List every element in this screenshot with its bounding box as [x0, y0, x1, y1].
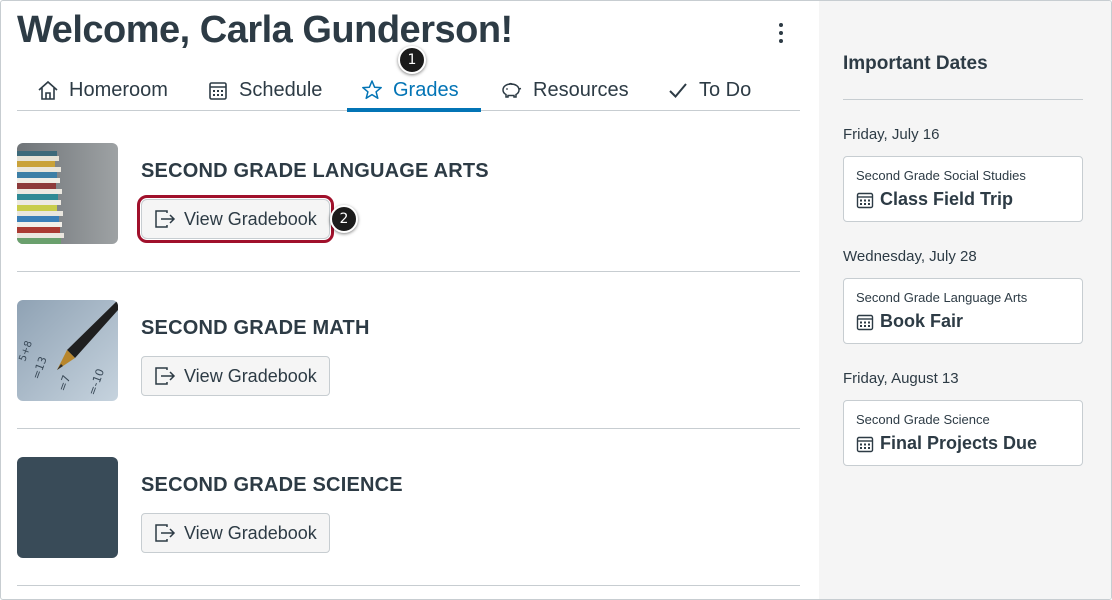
event-link[interactable]: Final Projects Due [856, 433, 1037, 454]
tab-schedule[interactable]: Schedule [203, 69, 326, 111]
tab-bar: Homeroom Schedule Grades Resources To Do [17, 69, 800, 112]
important-dates-sidebar: Important Dates Friday, July 16 Second G… [819, 1, 1111, 599]
external-link-icon [155, 210, 176, 228]
event-title: Book Fair [880, 311, 964, 331]
course-card-math: =13 =7 =-10 5+8 SECOND GRADE MATH View G… [17, 272, 800, 429]
course-image-books[interactable] [17, 143, 118, 244]
more-options-icon[interactable] [771, 21, 791, 45]
calendar-icon [209, 82, 227, 100]
event-course: Second Grade Science [856, 412, 990, 427]
event-card[interactable]: Second Grade Science Final Projects Due [843, 400, 1083, 466]
calendar-icon [856, 314, 874, 330]
tab-label: Homeroom [69, 78, 168, 101]
button-label: View Gradebook [184, 522, 317, 543]
pen-math-image: =13 =7 =-10 5+8 [17, 300, 118, 401]
piggy-bank-icon [502, 82, 522, 98]
callout-badge: 1 [398, 46, 426, 74]
event-link[interactable]: Book Fair [856, 311, 963, 332]
course-color-tile[interactable] [17, 457, 118, 558]
tab-grades[interactable]: Grades [347, 69, 481, 112]
tab-label: Schedule [239, 78, 323, 101]
checkmark-icon [669, 83, 687, 98]
event-title: Class Field Trip [880, 189, 1014, 209]
tab-resources[interactable]: Resources [495, 69, 633, 111]
course-title[interactable]: SECOND GRADE MATH [141, 317, 370, 340]
star-icon [362, 80, 382, 100]
view-gradebook-button[interactable]: View Gradebook [141, 356, 330, 396]
course-title[interactable]: SECOND GRADE SCIENCE [141, 474, 403, 497]
date-heading: Friday, July 16 [843, 126, 940, 143]
external-link-icon [155, 524, 176, 542]
event-card[interactable]: Second Grade Social Studies Class Field … [843, 156, 1083, 222]
view-gradebook-button[interactable]: View Gradebook [137, 195, 334, 243]
calendar-icon [856, 192, 874, 208]
date-heading: Friday, August 13 [843, 370, 959, 387]
tab-label: Resources [533, 78, 629, 101]
event-course: Second Grade Social Studies [856, 168, 1026, 183]
page-title: Welcome, Carla Gunderson! [17, 9, 513, 51]
app-frame: Welcome, Carla Gunderson! Homeroom Sched… [0, 0, 1112, 600]
event-link[interactable]: Class Field Trip [856, 189, 1013, 210]
course-title[interactable]: SECOND GRADE LANGUAGE ARTS [141, 160, 489, 183]
course-card-language-arts: SECOND GRADE LANGUAGE ARTS View Gradeboo… [17, 115, 800, 272]
sidebar-title: Important Dates [843, 53, 988, 74]
calendar-icon [856, 436, 874, 452]
tab-to-do[interactable]: To Do [663, 69, 755, 111]
books-image [17, 143, 118, 244]
callout-badge: 2 [330, 205, 358, 233]
main-content: Welcome, Carla Gunderson! Homeroom Sched… [1, 1, 819, 599]
tab-label: Grades [393, 78, 459, 101]
event-title: Final Projects Due [880, 433, 1038, 453]
course-image-pen[interactable]: =13 =7 =-10 5+8 [17, 300, 118, 401]
view-gradebook-button[interactable]: View Gradebook [141, 513, 330, 553]
date-heading: Wednesday, July 28 [843, 248, 977, 265]
button-label: View Gradebook [184, 208, 317, 229]
button-label: View Gradebook [184, 365, 317, 386]
tab-label: To Do [699, 78, 752, 101]
event-course: Second Grade Language Arts [856, 290, 1028, 305]
tab-homeroom[interactable]: Homeroom [33, 69, 172, 111]
home-icon [38, 80, 58, 100]
divider [843, 99, 1083, 100]
course-card-science: SECOND GRADE SCIENCE View Gradebook [17, 429, 800, 586]
external-link-icon [155, 367, 176, 385]
event-card[interactable]: Second Grade Language Arts Book Fair [843, 278, 1083, 344]
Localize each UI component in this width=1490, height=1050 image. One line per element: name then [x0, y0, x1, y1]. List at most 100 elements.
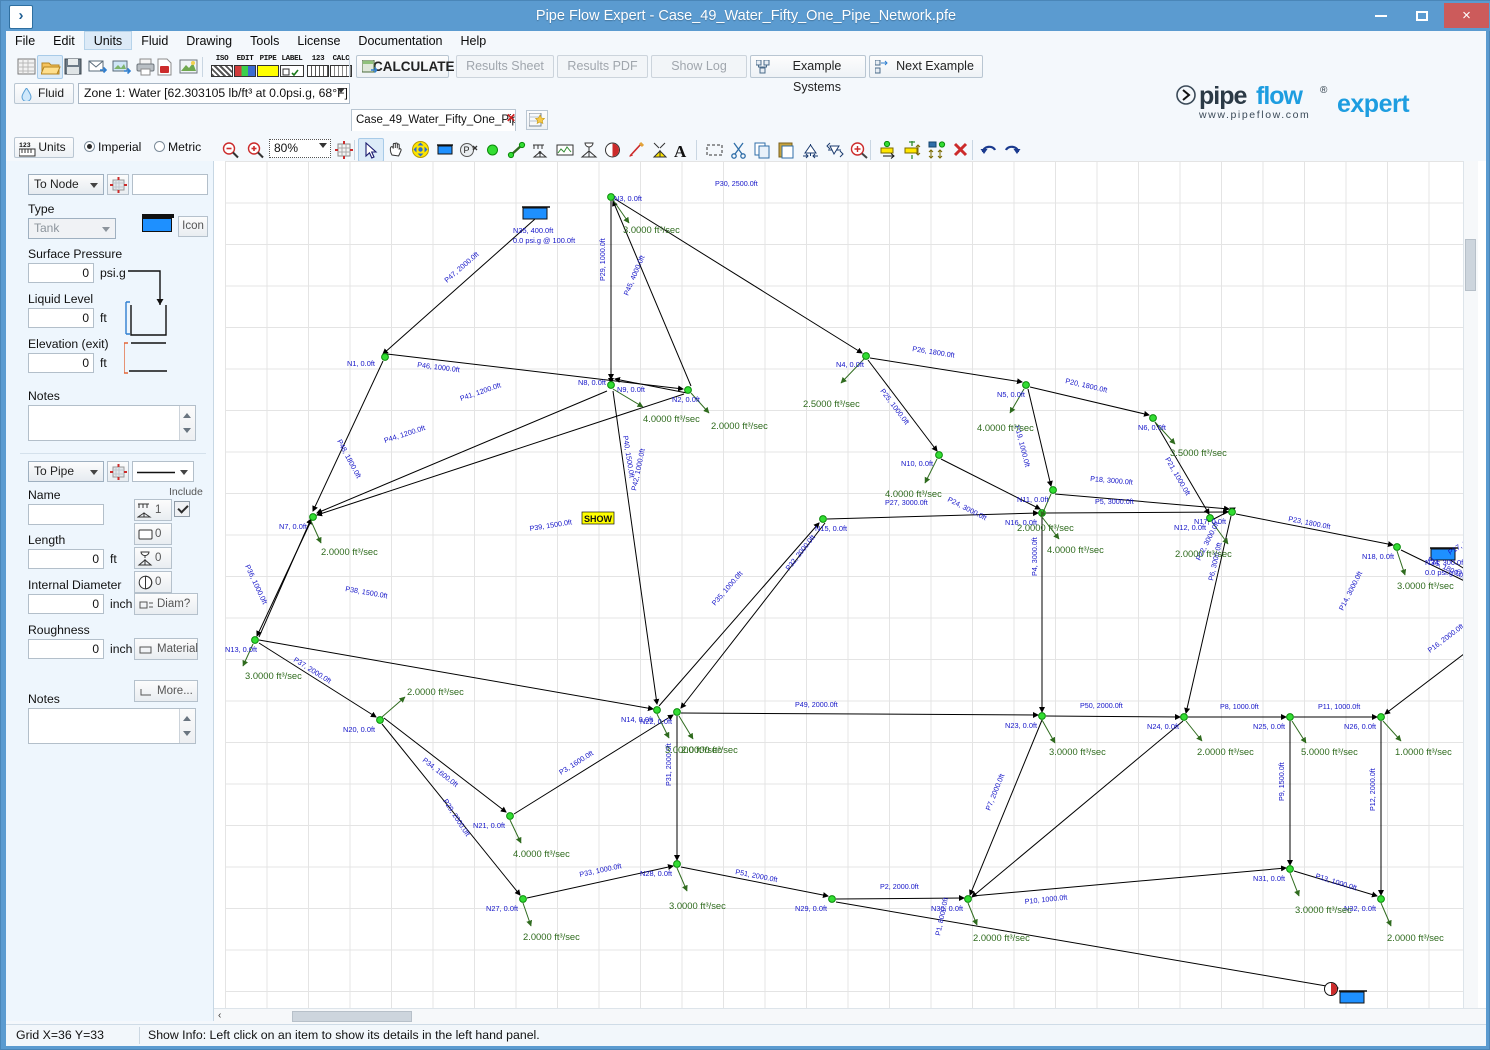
- pipe-lines[interactable]: [256, 198, 1478, 991]
- screenshot-icon[interactable]: [176, 55, 202, 79]
- add-fitting-icon[interactable]: [528, 138, 554, 162]
- minimize-button[interactable]: [1361, 3, 1401, 28]
- add-pressure-node-icon[interactable]: P: [456, 138, 482, 162]
- menu-documentation[interactable]: Documentation: [349, 31, 451, 52]
- node-name-input[interactable]: [132, 174, 208, 195]
- add-tank-icon[interactable]: [432, 138, 458, 162]
- paste-icon[interactable]: [774, 138, 800, 162]
- diameter-button[interactable]: Diam?: [134, 593, 198, 615]
- show-log-button[interactable]: Show Log: [651, 55, 747, 78]
- menu-drawing[interactable]: Drawing: [177, 31, 241, 52]
- zoom-level-select[interactable]: 80%: [269, 139, 331, 158]
- menu-file[interactable]: File: [6, 31, 44, 52]
- length-input[interactable]: 0: [28, 549, 104, 569]
- next-example-button[interactable]: Next Example: [869, 55, 983, 78]
- delete-item-icon[interactable]: [624, 138, 650, 162]
- pipe-network-diagram[interactable]: N35, 400.0ft0.0 psi.g @ 100.0ft N34, 300…: [225, 161, 1478, 1009]
- horizontal-scroll-thumb[interactable]: [292, 1011, 412, 1022]
- components-count-button[interactable]: 0: [134, 523, 172, 545]
- units-button[interactable]: 123 Units: [14, 137, 74, 158]
- menu-help[interactable]: Help: [452, 31, 496, 52]
- add-pipe-icon[interactable]: [504, 138, 530, 162]
- distribute-vertical-icon[interactable]: [924, 138, 950, 162]
- edit-tool-icon[interactable]: EDIT: [233, 55, 257, 79]
- liquid-level-input[interactable]: 0: [28, 308, 94, 328]
- pipe-style-select[interactable]: [132, 461, 194, 482]
- menu-license[interactable]: License: [288, 31, 349, 52]
- metric-radio[interactable]: Metric: [154, 140, 201, 154]
- numbers-tool-icon[interactable]: 123: [306, 55, 330, 79]
- scroll-left-icon[interactable]: ‹: [218, 1010, 221, 1021]
- add-valve-icon[interactable]: [576, 138, 602, 162]
- open-file-icon[interactable]: [37, 55, 63, 79]
- pick-pipe-button[interactable]: [107, 461, 129, 482]
- email-icon[interactable]: [85, 55, 111, 79]
- zoom-in-icon[interactable]: [243, 138, 269, 162]
- imperial-radio[interactable]: Imperial: [84, 140, 141, 154]
- example-systems-button[interactable]: Example Systems: [750, 55, 866, 94]
- menu-fluid[interactable]: Fluid: [132, 31, 177, 52]
- zoom-region-icon[interactable]: [846, 138, 872, 162]
- copy-icon[interactable]: [750, 138, 776, 162]
- save-file-icon[interactable]: [61, 55, 87, 79]
- pumps-count-button[interactable]: 0: [134, 571, 172, 593]
- valves-count-button[interactable]: 0: [134, 547, 172, 569]
- zoom-out-icon[interactable]: [218, 138, 244, 162]
- menu-units[interactable]: Units: [83, 31, 133, 50]
- node-notes-input[interactable]: [28, 405, 196, 441]
- add-join-node-icon[interactable]: [480, 138, 506, 162]
- add-component-icon[interactable]: [552, 138, 578, 162]
- fluid-zone-select[interactable]: Zone 1: Water [62.303105 lb/ft³ at 0.0ps…: [78, 83, 350, 104]
- iso-tool-icon[interactable]: ISO: [210, 55, 234, 79]
- close-tab-icon[interactable]: ✕: [506, 111, 516, 125]
- pan-hand-icon[interactable]: [384, 138, 410, 162]
- menu-tools[interactable]: Tools: [241, 31, 288, 52]
- pipe-tool-icon[interactable]: PIPE: [256, 55, 280, 79]
- network-drawing[interactable]: N35, 400.0ft 0.0 psi.g @ 100.0ft N34, 300…: [225, 161, 1478, 1009]
- vertical-scroll-thumb[interactable]: [1465, 239, 1476, 291]
- fittings-count-button[interactable]: 1: [134, 499, 172, 521]
- to-pipe-select[interactable]: To Pipe: [28, 461, 104, 482]
- flip-horizontal-icon[interactable]: [798, 138, 824, 162]
- marquee-select-icon[interactable]: [702, 138, 728, 162]
- include-checkbox[interactable]: [174, 501, 190, 517]
- node-type-select[interactable]: Tank: [28, 218, 116, 239]
- new-tab-button[interactable]: [526, 110, 548, 130]
- notes-scrollbar[interactable]: [179, 709, 195, 743]
- calculate-button[interactable]: CALCULATE: [356, 55, 455, 78]
- pick-node-button[interactable]: [107, 174, 129, 195]
- redo-icon[interactable]: [1000, 138, 1026, 162]
- move-tool-icon[interactable]: [408, 138, 434, 162]
- add-pump-icon[interactable]: [600, 138, 626, 162]
- label-tool-icon[interactable]: LABEL: [279, 55, 305, 79]
- more-button[interactable]: More...: [134, 680, 198, 702]
- menu-edit[interactable]: Edit: [44, 31, 84, 52]
- diameter-input[interactable]: 0: [28, 594, 104, 614]
- flip-vertical-icon[interactable]: [822, 138, 848, 162]
- elevation-input[interactable]: 0: [28, 353, 94, 373]
- canvas-vertical-scrollbar[interactable]: [1463, 161, 1478, 1009]
- text-tool-icon[interactable]: A: [670, 138, 692, 162]
- canvas-horizontal-scrollbar[interactable]: ‹: [214, 1008, 1486, 1024]
- export-image-icon[interactable]: [109, 55, 135, 79]
- cut-icon[interactable]: [726, 138, 752, 162]
- to-node-select[interactable]: To Node: [28, 174, 104, 195]
- material-button[interactable]: Material: [134, 638, 198, 660]
- notes-scrollbar[interactable]: [179, 406, 195, 440]
- delete-selection-icon[interactable]: [948, 138, 974, 162]
- pipe-notes-input[interactable]: [28, 708, 196, 744]
- distribute-horizontal-icon[interactable]: [900, 138, 926, 162]
- results-pdf-button[interactable]: Results PDF: [557, 55, 648, 78]
- maximize-button[interactable]: [1402, 3, 1442, 28]
- fluid-button[interactable]: Fluid: [14, 83, 74, 104]
- results-sheet-button[interactable]: Results Sheet: [456, 55, 554, 78]
- icon-button[interactable]: Icon: [178, 216, 208, 237]
- undo-icon[interactable]: [976, 138, 1002, 162]
- tank-symbols[interactable]: [522, 206, 1458, 1004]
- node-dots[interactable]: [251, 193, 1478, 903]
- align-node-icon[interactable]: [876, 138, 902, 162]
- roughness-input[interactable]: 0: [28, 639, 104, 659]
- close-button[interactable]: ×: [1444, 3, 1489, 28]
- pipe-name-input[interactable]: [28, 504, 104, 525]
- surface-pressure-input[interactable]: 0: [28, 263, 94, 283]
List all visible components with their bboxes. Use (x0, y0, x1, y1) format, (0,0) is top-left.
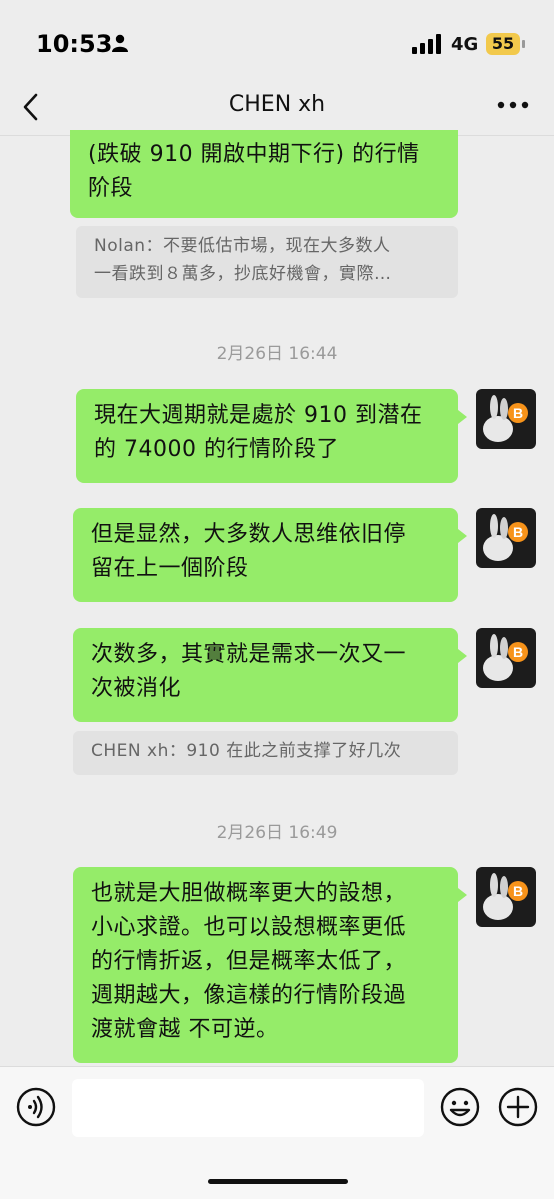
avatar-badge: B (513, 644, 523, 660)
quoted-message[interactable]: Nolan：不要低估市場，现在大多数人 一看跌到８萬多，抄底好機會，實際… (76, 226, 458, 298)
message-input[interactable] (72, 1079, 424, 1137)
quote-line: CHEN xh：910 在此之前支撑了好几次 (91, 741, 402, 761)
message-line: (跌破 910 開啟中期下行) 的行情 (88, 142, 420, 167)
emoji-icon[interactable] (440, 1087, 480, 1127)
bubble-tail (458, 529, 467, 543)
bubble-tail (458, 410, 467, 424)
message-line: 小心求證。也可以設想概率更低 (91, 915, 407, 940)
message-bubble[interactable]: 也就是大胆做概率更大的設想， 小心求證。也可以設想概率更低 的行情折返，但是概率… (73, 867, 458, 1063)
message-line: 但是显然，大多数人思维依旧停 (91, 522, 407, 547)
bubble-tail (458, 649, 467, 663)
message-bubble[interactable]: (跌破 910 開啟中期下行) 的行情 阶段 (70, 130, 458, 218)
chat-title: CHEN xh (228, 92, 326, 117)
message-line: 留在上一個阶段 (91, 556, 249, 581)
message-bubble[interactable]: 現在大週期就是處於 910 到潜在 的 74000 的行情阶段了 (76, 389, 458, 483)
quote-line: Nolan：不要低估市場，现在大多数人 (94, 236, 391, 256)
message-line: 的行情折返，但是概率太低了， (91, 949, 407, 974)
quote-line: 一看跌到８萬多，抄底好機會，實際… (94, 264, 392, 284)
status-time: 10:53 (36, 30, 113, 58)
message-bubble[interactable]: 次数多，其實就是需求一次又一 次被消化 (73, 628, 458, 722)
battery-indicator: 55 (486, 33, 520, 55)
avatar-badge: B (513, 405, 523, 421)
message-timestamp: 2月26日 16:44 (216, 344, 338, 364)
add-icon[interactable] (498, 1087, 538, 1127)
message-line: 週期越大，像這樣的行情阶段過 (91, 983, 407, 1008)
avatar-image: B (476, 867, 536, 927)
avatar-badge: B (513, 883, 523, 899)
message-line: 次被消化 (91, 676, 182, 701)
more-options-icon[interactable] (496, 100, 530, 110)
battery-tip (522, 40, 525, 48)
avatar[interactable]: B (476, 628, 536, 688)
voice-input-icon[interactable] (16, 1087, 56, 1127)
person-icon (112, 34, 128, 52)
avatar-image: B (476, 508, 536, 568)
message-bubble[interactable]: 但是显然，大多数人思维依旧停 留在上一個阶段 (73, 508, 458, 602)
quoted-message[interactable]: CHEN xh：910 在此之前支撑了好几次 (73, 731, 458, 775)
nav-bar: CHEN xh (0, 80, 554, 136)
network-type: 4G (451, 34, 479, 55)
message-line: 的 74000 的行情阶段了 (94, 437, 339, 462)
home-indicator[interactable] (208, 1179, 348, 1184)
avatar[interactable]: B (476, 508, 536, 568)
message-line: 也就是大胆做概率更大的設想， (91, 881, 407, 906)
message-line: 現在大週期就是處於 910 到潜在 (94, 403, 423, 428)
avatar-badge: B (513, 524, 523, 540)
message-line: 次数多，其實就是需求一次又一 (91, 642, 407, 667)
avatar-image: B (476, 628, 536, 688)
avatar[interactable]: B (476, 867, 536, 927)
signal-icon (412, 34, 441, 54)
message-line: 阶段 (88, 176, 134, 201)
avatar-image: B (476, 389, 536, 449)
avatar[interactable]: B (476, 389, 536, 449)
bubble-tail (458, 888, 467, 902)
status-bar: 10:53 4G 55 (0, 0, 554, 80)
input-bar (0, 1066, 554, 1199)
message-timestamp: 2月26日 16:49 (216, 823, 338, 843)
message-line: 渡就會越 不可逆。 (91, 1017, 279, 1042)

----

WHAT YOU NEED TO DO — Reproduce the part of the lines that opens with the line containing "- pipe-lines[interactable]: [256, 198, 1478, 991]" and closes with the line containing "- node-name-input[interactable]: [132, 174, 208, 195]", switching "interactable" to "clickable" and leaving everything else unchanged.

FINISHED ANSWER —
- pipe-lines[clickable]: [256, 198, 1478, 991]
- screenshot-icon[clickable]: [176, 55, 202, 79]
- add-fitting-icon[clickable]: [528, 138, 554, 162]
- minimize-button[clickable]: [1361, 3, 1401, 28]
- add-pressure-node-icon[clickable]: P: [456, 138, 482, 162]
- menu-documentation[clickable]: Documentation: [349, 31, 451, 52]
- node-name-input[clickable]: [132, 174, 208, 195]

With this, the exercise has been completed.